§ TASK TO CARRY OUT: Return each line of the listing that contains the string "hitam".

§ ENTRIES PROVIDED:
** begin **

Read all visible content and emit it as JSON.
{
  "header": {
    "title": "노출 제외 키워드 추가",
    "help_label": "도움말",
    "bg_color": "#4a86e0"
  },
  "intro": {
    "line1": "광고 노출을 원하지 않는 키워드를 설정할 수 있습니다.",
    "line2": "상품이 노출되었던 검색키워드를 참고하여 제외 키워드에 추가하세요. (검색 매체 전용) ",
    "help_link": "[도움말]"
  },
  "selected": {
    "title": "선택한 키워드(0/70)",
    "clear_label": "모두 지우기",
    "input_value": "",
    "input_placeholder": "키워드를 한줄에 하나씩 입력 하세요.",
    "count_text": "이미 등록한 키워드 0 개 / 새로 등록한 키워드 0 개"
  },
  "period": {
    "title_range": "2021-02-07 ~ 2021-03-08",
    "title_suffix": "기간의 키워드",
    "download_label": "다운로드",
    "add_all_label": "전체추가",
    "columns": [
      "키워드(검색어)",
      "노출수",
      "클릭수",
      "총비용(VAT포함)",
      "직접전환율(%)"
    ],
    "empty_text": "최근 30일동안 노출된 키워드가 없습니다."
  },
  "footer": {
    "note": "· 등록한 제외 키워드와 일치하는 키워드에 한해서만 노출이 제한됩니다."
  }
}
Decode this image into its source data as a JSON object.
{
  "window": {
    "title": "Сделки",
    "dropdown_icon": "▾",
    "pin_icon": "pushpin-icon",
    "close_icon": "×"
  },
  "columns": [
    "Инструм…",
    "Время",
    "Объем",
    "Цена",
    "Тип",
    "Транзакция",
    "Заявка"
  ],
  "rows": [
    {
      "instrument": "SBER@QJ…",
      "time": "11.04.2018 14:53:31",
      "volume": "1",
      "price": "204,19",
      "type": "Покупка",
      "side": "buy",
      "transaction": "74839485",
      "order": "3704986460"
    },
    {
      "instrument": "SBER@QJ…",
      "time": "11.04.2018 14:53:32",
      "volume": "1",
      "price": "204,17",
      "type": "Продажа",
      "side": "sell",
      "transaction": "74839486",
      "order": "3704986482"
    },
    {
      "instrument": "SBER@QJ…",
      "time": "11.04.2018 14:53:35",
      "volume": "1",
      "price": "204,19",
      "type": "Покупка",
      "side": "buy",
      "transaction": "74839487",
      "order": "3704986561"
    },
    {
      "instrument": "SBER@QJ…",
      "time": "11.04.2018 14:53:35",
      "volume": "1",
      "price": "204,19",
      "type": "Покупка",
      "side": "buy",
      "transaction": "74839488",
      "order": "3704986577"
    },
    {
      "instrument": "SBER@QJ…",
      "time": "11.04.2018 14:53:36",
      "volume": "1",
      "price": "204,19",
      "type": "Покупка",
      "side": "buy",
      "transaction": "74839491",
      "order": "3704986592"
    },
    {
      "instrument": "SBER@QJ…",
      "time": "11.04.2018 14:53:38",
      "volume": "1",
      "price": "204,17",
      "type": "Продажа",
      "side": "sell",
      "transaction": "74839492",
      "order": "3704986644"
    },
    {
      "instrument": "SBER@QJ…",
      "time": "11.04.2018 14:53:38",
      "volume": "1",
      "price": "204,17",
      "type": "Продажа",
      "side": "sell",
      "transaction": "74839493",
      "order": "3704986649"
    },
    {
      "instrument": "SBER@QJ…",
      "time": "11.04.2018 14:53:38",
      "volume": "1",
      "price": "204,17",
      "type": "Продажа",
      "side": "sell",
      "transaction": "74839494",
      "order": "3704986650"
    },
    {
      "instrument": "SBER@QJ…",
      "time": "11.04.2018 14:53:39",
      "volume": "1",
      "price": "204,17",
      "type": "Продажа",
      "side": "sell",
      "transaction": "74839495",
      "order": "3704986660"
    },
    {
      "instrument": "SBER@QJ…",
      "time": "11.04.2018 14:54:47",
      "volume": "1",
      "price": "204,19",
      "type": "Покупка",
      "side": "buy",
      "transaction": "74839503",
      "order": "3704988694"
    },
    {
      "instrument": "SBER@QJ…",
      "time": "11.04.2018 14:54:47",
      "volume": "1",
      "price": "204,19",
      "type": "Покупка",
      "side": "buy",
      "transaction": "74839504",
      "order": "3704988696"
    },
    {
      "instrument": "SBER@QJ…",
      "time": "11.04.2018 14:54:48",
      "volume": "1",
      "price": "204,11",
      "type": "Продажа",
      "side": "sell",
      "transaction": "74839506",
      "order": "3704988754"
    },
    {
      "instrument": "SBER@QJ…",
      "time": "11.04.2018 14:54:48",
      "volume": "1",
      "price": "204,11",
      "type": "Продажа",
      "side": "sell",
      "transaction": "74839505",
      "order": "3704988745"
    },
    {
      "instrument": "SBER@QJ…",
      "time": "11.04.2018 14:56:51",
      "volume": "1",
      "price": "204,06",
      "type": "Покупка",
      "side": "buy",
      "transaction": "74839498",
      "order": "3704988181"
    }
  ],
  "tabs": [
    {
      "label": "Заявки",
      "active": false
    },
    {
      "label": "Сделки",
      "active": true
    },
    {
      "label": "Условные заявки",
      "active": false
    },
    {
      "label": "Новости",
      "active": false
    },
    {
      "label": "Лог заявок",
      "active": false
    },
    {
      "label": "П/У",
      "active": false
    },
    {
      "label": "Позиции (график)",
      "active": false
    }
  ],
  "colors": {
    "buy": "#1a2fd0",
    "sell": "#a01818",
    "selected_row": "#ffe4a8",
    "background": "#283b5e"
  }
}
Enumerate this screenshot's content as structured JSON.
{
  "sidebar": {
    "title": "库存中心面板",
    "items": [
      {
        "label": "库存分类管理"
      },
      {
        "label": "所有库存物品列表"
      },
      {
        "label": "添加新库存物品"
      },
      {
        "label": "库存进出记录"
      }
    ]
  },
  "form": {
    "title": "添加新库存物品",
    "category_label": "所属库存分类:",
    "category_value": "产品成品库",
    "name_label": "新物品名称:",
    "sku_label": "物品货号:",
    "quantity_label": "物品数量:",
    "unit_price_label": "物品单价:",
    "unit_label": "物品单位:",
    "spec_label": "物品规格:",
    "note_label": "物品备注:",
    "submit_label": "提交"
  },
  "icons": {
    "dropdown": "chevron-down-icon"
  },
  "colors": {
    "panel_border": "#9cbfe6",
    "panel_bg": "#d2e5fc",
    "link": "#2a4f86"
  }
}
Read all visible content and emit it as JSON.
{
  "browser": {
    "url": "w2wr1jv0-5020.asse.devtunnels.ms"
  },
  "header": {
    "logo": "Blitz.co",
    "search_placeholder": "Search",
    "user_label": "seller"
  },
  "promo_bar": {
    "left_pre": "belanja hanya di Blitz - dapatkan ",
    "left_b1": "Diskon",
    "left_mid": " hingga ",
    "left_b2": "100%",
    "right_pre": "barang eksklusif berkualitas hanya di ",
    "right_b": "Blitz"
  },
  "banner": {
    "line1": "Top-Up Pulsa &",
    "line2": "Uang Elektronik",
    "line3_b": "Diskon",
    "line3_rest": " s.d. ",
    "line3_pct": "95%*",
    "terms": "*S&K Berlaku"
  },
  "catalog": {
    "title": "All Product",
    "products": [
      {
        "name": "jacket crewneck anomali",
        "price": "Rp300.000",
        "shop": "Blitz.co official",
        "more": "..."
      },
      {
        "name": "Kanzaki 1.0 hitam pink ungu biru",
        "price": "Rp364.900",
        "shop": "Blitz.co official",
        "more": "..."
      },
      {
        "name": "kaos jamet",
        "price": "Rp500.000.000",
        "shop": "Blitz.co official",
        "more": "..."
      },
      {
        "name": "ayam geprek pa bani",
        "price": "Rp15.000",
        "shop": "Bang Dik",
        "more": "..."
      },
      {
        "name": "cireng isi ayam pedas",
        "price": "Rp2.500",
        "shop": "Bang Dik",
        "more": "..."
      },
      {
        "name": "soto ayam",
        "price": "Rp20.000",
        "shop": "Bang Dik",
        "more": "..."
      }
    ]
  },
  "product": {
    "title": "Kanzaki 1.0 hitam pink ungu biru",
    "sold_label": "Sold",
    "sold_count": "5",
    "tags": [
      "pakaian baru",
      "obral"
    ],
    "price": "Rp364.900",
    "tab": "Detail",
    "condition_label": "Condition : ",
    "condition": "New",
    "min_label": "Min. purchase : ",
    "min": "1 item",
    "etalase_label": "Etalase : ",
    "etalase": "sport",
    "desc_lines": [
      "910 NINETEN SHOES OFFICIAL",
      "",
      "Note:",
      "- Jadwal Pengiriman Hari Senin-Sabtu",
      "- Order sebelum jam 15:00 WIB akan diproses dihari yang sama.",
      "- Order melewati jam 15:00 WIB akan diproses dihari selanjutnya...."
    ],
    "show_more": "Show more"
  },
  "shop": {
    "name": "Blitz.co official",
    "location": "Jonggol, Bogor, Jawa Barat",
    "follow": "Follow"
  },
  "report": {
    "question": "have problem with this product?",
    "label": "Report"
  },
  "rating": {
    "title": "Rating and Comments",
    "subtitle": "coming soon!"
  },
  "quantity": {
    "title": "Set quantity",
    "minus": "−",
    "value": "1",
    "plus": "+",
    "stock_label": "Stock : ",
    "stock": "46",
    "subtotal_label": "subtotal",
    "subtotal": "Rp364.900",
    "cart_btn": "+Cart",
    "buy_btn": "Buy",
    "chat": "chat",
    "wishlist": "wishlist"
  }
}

** end **

§ TASK RESULT:
        "name": "Kanzaki 1.0 hitam pink ungu biru",
    "title": "Kanzaki 1.0 hitam pink ungu biru",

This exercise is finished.